• Instructions to follow: Please transcribe the records precisely; pictures stay out of your copy.

• Data:
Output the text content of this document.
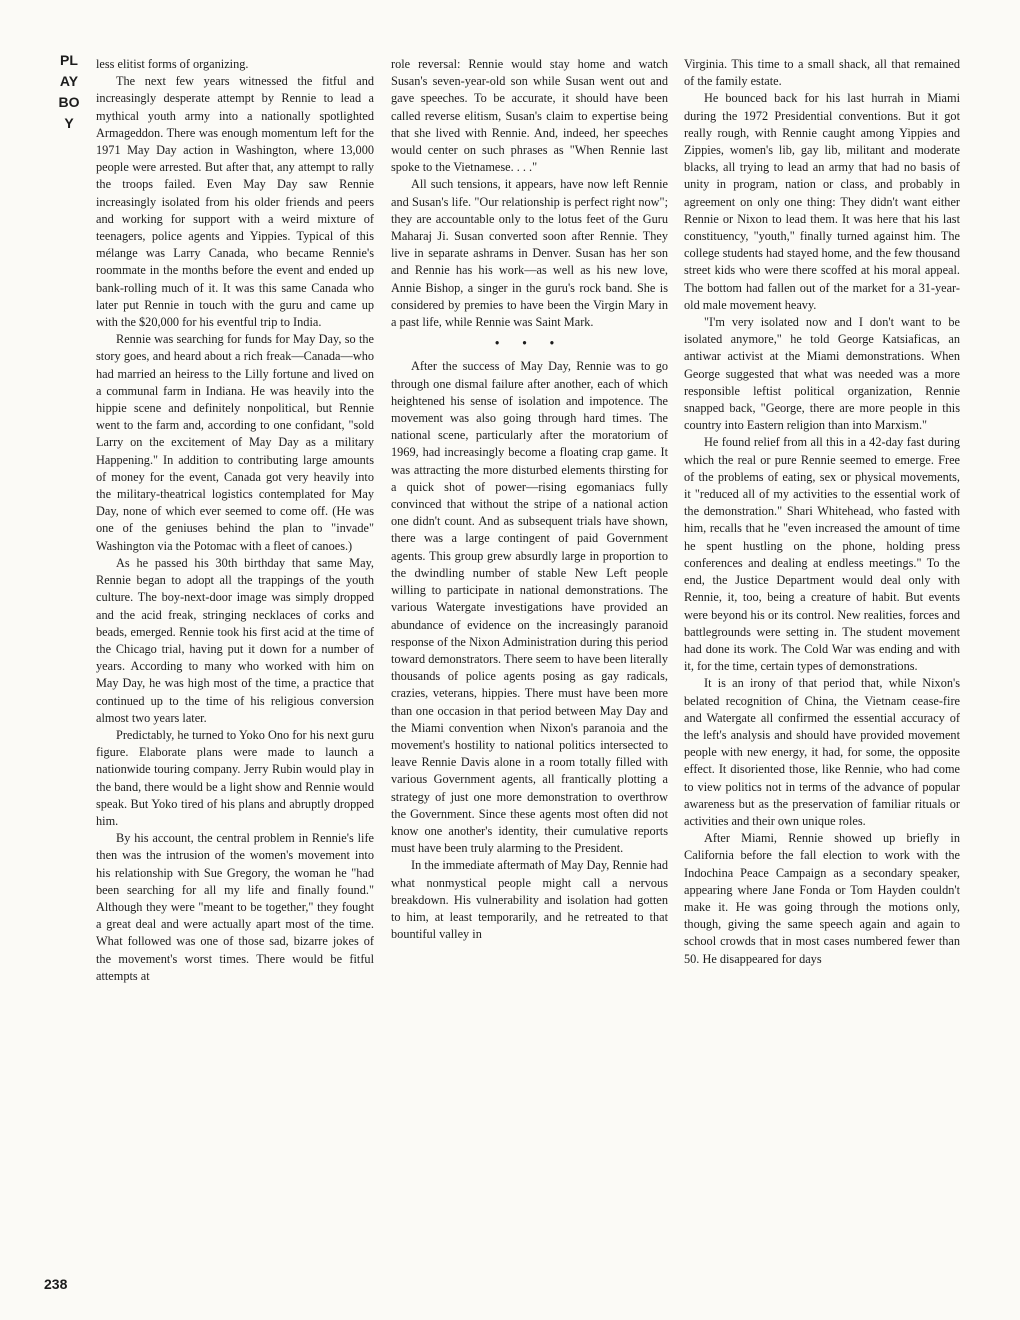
PLAYBOY

less elitist forms of organizing.

The next few years witnessed the fitful and increasingly desperate attempt by Rennie to lead a mythical youth army into a nationally spotlighted Armageddon. There was enough momentum left for the 1971 May Day action in Washington, where 13,000 people were arrested. But after that, any attempt to rally the troops failed. Even May Day saw Rennie increasingly isolated from his older friends and peers and working for support with a weird mixture of teenagers, police agents and Yippies. Typical of this mélange was Larry Canada, who became Rennie's roommate in the months before the event and ended up bank-rolling much of it. It was this same Canada who later put Rennie in touch with the guru and came up with the $20,000 for his eventful trip to India.

Rennie was searching for funds for May Day, so the story goes, and heard about a rich freak—Canada—who had married an heiress to the Lilly fortune and lived on a communal farm in Indiana. He was heavily into the hippie scene and definitely nonpolitical, but Rennie went to the farm and, according to one confidant, "sold Larry on the excitement of May Day as a military Happening." In addition to contributing large amounts of money for the event, Canada got very heavily into the military-theatrical logistics contemplated for May Day, none of which ever seemed to come off. (He was one of the geniuses behind the plan to "invade" Washington via the Potomac with a fleet of canoes.)

As he passed his 30th birthday that same May, Rennie began to adopt all the trappings of the youth culture. The boy-next-door image was simply dropped and the acid freak, stringing necklaces of corks and beads, emerged. Rennie took his first acid at the time of the Chicago trial, having put it down for a number of years. According to many who worked with him on May Day, he was high most of the time, a practice that continued up to the time of his religious conversion almost two years later.

Predictably, he turned to Yoko Ono for his next guru figure. Elaborate plans were made to launch a nationwide touring company. Jerry Rubin would play in the band, there would be a light show and Rennie would speak. But Yoko tired of his plans and abruptly dropped him.

By his account, the central problem in Rennie's life then was the intrusion of the women's movement into his relationship with Sue Gregory, the woman he "had been searching for all my life and finally found." Although they were "meant to be together," they fought a great deal and were actually apart most of the time. What followed was one of those sad, bizarre jokes of the movement's worst times. There would be fitful attempts at

role reversal: Rennie would stay home and watch Susan's seven-year-old son while Susan went out and gave speeches. To be accurate, it should have been called reverse elitism, Susan's claim to expertise being that she lived with Rennie. And, indeed, her speeches would center on such phrases as "When Rennie last spoke to the Vietnamese. . . ."

All such tensions, it appears, have now left Rennie and Susan's life. "Our relationship is perfect right now"; they are accountable only to the lotus feet of the Guru Maharaj Ji. Susan converted soon after Rennie. They live in separate ashrams in Denver. Susan has her son and Rennie has his work—as well as his new love, Annie Bishop, a singer in the guru's rock band. She is considered by premies to have been the Virgin Mary in a past life, while Rennie was Saint Mark.

• • •

After the success of May Day, Rennie was to go through one dismal failure after another, each of which heightened his sense of isolation and impotence. The movement was also going through hard times. The national scene, particularly after the moratorium of 1969, had increasingly become a floating crap game. It was attracting the more disturbed elements thirsting for a quick shot of power—rising egomaniacs fully convinced that without the stripe of a national action one didn't count. And as subsequent trials have shown, there was a large contingent of paid Government agents. This group grew absurdly large in proportion to the dwindling number of stable New Left people willing to participate in national demonstrations. The various Watergate investigations have provided an abundance of evidence on the increasingly paranoid response of the Nixon Administration during this period toward demonstrators. There seem to have been literally thousands of police agents posing as gay radicals, crazies, veterans, hippies. There must have been more than one occasion in that period between May Day and the Miami convention when Nixon's paranoia and the movement's hostility to national politics intersected to leave Rennie Davis alone in a room totally filled with various Government agents, all frantically plotting a strategy of just one more demonstration to overthrow the Government. Since these agents most often did not know one another's identity, their cumulative reports must have been truly alarming to the President.

In the immediate aftermath of May Day, Rennie had what nonmystical people might call a nervous breakdown. His vulnerability and isolation had gotten to him, at least temporarily, and he retreated to that bountiful valley in

Virginia. This time to a small shack, all that remained of the family estate.

He bounced back for his last hurrah in Miami during the 1972 Presidential conventions. But it got really rough, with Rennie caught among Yippies and Zippies, women's lib, gay lib, militant and moderate blacks, all trying to lead an army that had no basis of unity in program, nation or class, and probably in agreement on only one thing: They didn't want either Rennie or Nixon to lead them. It was here that his last constituency, "youth," finally turned against him. The college students had stayed home, and the few thousand street kids who were there scoffed at his moral appeal. The bottom had fallen out of the market for a 31-year-old male movement heavy.

"I'm very isolated now and I don't want to be isolated anymore," he told George Katsiaficas, an antiwar activist at the Miami demonstrations. When George suggested that what was needed was a more responsible leftist political organization, Rennie snapped back, "George, there are more people in this country into Eastern religion than into Marxism."

He found relief from all this in a 42-day fast during which the real or pure Rennie seemed to emerge. Free of the problems of eating, sex or physical movements, it "reduced all of my activities to the essential work of the demonstration." Shari Whitehead, who fasted with him, recalls that he "even increased the amount of time he spent hustling on the phone, holding press conferences and dealing at endless meetings." To the end, the Justice Department would deal only with Rennie, it, too, being a creature of habit. But events were beyond his or its control. New realities, forces and battlegrounds were setting in. The student movement had done its work. The Cold War was ending and with it, for the time, certain types of demonstrations.

It is an irony of that period that, while Nixon's belated recognition of China, the Vietnam cease-fire and Watergate all confirmed the essential accuracy of the left's analysis and should have provided movement people with new energy, it had, for some, the opposite effect. It disoriented those, like Rennie, who had come to view politics not in terms of the advance of popular awareness but as the preservation of familiar rituals or activities and their own unique roles.

After Miami, Rennie showed up briefly in California before the fall election to work with the Indochina Peace Campaign as a secondary speaker, appearing where Jane Fonda or Tom Hayden couldn't make it. He was going through the motions only, though, giving the same speech again and again to school crowds that in most cases numbered fewer than 50. He disappeared for days

238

• Result for this task:
Output the text content of this document.
PLAYBOY

less elitist forms of organizing.

The next few years witnessed the fitful and increasingly desperate attempt by Rennie to lead a mythical youth army into a nationally spotlighted Armageddon. There was enough momentum left for the 1971 May Day action in Washington, where 13,000 people were arrested. But after that, any attempt to rally the troops failed. Even May Day saw Rennie increasingly isolated from his older friends and peers and working for support with a weird mixture of teenagers, police agents and Yippies. Typical of this mélange was Larry Canada, who became Rennie's roommate in the months before the event and ended up bank-rolling much of it. It was this same Canada who later put Rennie in touch with the guru and came up with the $20,000 for his eventful trip to India.

Rennie was searching for funds for May Day, so the story goes, and heard about a rich freak—Canada—who had married an heiress to the Lilly fortune and lived on a communal farm in Indiana. He was heavily into the hippie scene and definitely nonpolitical, but Rennie went to the farm and, according to one confidant, "sold Larry on the excitement of May Day as a military Happening." In addition to contributing large amounts of money for the event, Canada got very heavily into the military-theatrical logistics contemplated for May Day, none of which ever seemed to come off. (He was one of the geniuses behind the plan to "invade" Washington via the Potomac with a fleet of canoes.)

As he passed his 30th birthday that same May, Rennie began to adopt all the trappings of the youth culture. The boy-next-door image was simply dropped and the acid freak, stringing necklaces of corks and beads, emerged. Rennie took his first acid at the time of the Chicago trial, having put it down for a number of years. According to many who worked with him on May Day, he was high most of the time, a practice that continued up to the time of his religious conversion almost two years later.

Predictably, he turned to Yoko Ono for his next guru figure. Elaborate plans were made to launch a nationwide touring company. Jerry Rubin would play in the band, there would be a light show and Rennie would speak. But Yoko tired of his plans and abruptly dropped him.

By his account, the central problem in Rennie's life then was the intrusion of the women's movement into his relationship with Sue Gregory, the woman he "had been searching for all my life and finally found." Although they were "meant to be together," they fought a great deal and were actually apart most of the time. What followed was one of those sad, bizarre jokes of the movement's worst times. There would be fitful attempts at

role reversal: Rennie would stay home and watch Susan's seven-year-old son while Susan went out and gave speeches. To be accurate, it should have been called reverse elitism, Susan's claim to expertise being that she lived with Rennie. And, indeed, her speeches would center on such phrases as "When Rennie last spoke to the Vietnamese. . . ."

All such tensions, it appears, have now left Rennie and Susan's life. "Our relationship is perfect right now"; they are accountable only to the lotus feet of the Guru Maharaj Ji. Susan converted soon after Rennie. They live in separate ashrams in Denver. Susan has her son and Rennie has his work—as well as his new love, Annie Bishop, a singer in the guru's rock band. She is considered by premies to have been the Virgin Mary in a past life, while Rennie was Saint Mark.

• • •

After the success of May Day, Rennie was to go through one dismal failure after another, each of which heightened his sense of isolation and impotence. The movement was also going through hard times. The national scene, particularly after the moratorium of 1969, had increasingly become a floating crap game. It was attracting the more disturbed elements thirsting for a quick shot of power—rising egomaniacs fully convinced that without the stripe of a national action one didn't count. And as subsequent trials have shown, there was a large contingent of paid Government agents. This group grew absurdly large in proportion to the dwindling number of stable New Left people willing to participate in national demonstrations. The various Watergate investigations have provided an abundance of evidence on the increasingly paranoid response of the Nixon Administration during this period toward demonstrators. There seem to have been literally thousands of police agents posing as gay radicals, crazies, veterans, hippies. There must have been more than one occasion in that period between May Day and the Miami convention when Nixon's paranoia and the movement's hostility to national politics intersected to leave Rennie Davis alone in a room totally filled with various Government agents, all frantically plotting a strategy of just one more demonstration to overthrow the Government. Since these agents most often did not know one another's identity, their cumulative reports must have been truly alarming to the President.

In the immediate aftermath of May Day, Rennie had what nonmystical people might call a nervous breakdown. His vulnerability and isolation had gotten to him, at least temporarily, and he retreated to that bountiful valley in

Virginia. This time to a small shack, all that remained of the family estate.

He bounced back for his last hurrah in Miami during the 1972 Presidential conventions. But it got really rough, with Rennie caught among Yippies and Zippies, women's lib, gay lib, militant and moderate blacks, all trying to lead an army that had no basis of unity in program, nation or class, and probably in agreement on only one thing: They didn't want either Rennie or Nixon to lead them. It was here that his last constituency, "youth," finally turned against him. The college students had stayed home, and the few thousand street kids who were there scoffed at his moral appeal. The bottom had fallen out of the market for a 31-year-old male movement heavy.

"I'm very isolated now and I don't want to be isolated anymore," he told George Katsiaficas, an antiwar activist at the Miami demonstrations. When George suggested that what was needed was a more responsible leftist political organization, Rennie snapped back, "George, there are more people in this country into Eastern religion than into Marxism."

He found relief from all this in a 42-day fast during which the real or pure Rennie seemed to emerge. Free of the problems of eating, sex or physical movements, it "reduced all of my activities to the essential work of the demonstration." Shari Whitehead, who fasted with him, recalls that he "even increased the amount of time he spent hustling on the phone, holding press conferences and dealing at endless meetings." To the end, the Justice Department would deal only with Rennie, it, too, being a creature of habit. But events were beyond his or its control. New realities, forces and battlegrounds were setting in. The student movement had done its work. The Cold War was ending and with it, for the time, certain types of demonstrations.

It is an irony of that period that, while Nixon's belated recognition of China, the Vietnam cease-fire and Watergate all confirmed the essential accuracy of the left's analysis and should have provided movement people with new energy, it had, for some, the opposite effect. It disoriented those, like Rennie, who had come to view politics not in terms of the advance of popular awareness but as the preservation of familiar rituals or activities and their own unique roles.

After Miami, Rennie showed up briefly in California before the fall election to work with the Indochina Peace Campaign as a secondary speaker, appearing where Jane Fonda or Tom Hayden couldn't make it. He was going through the motions only, though, giving the same speech again and again to school crowds that in most cases numbered fewer than 50. He disappeared for days

238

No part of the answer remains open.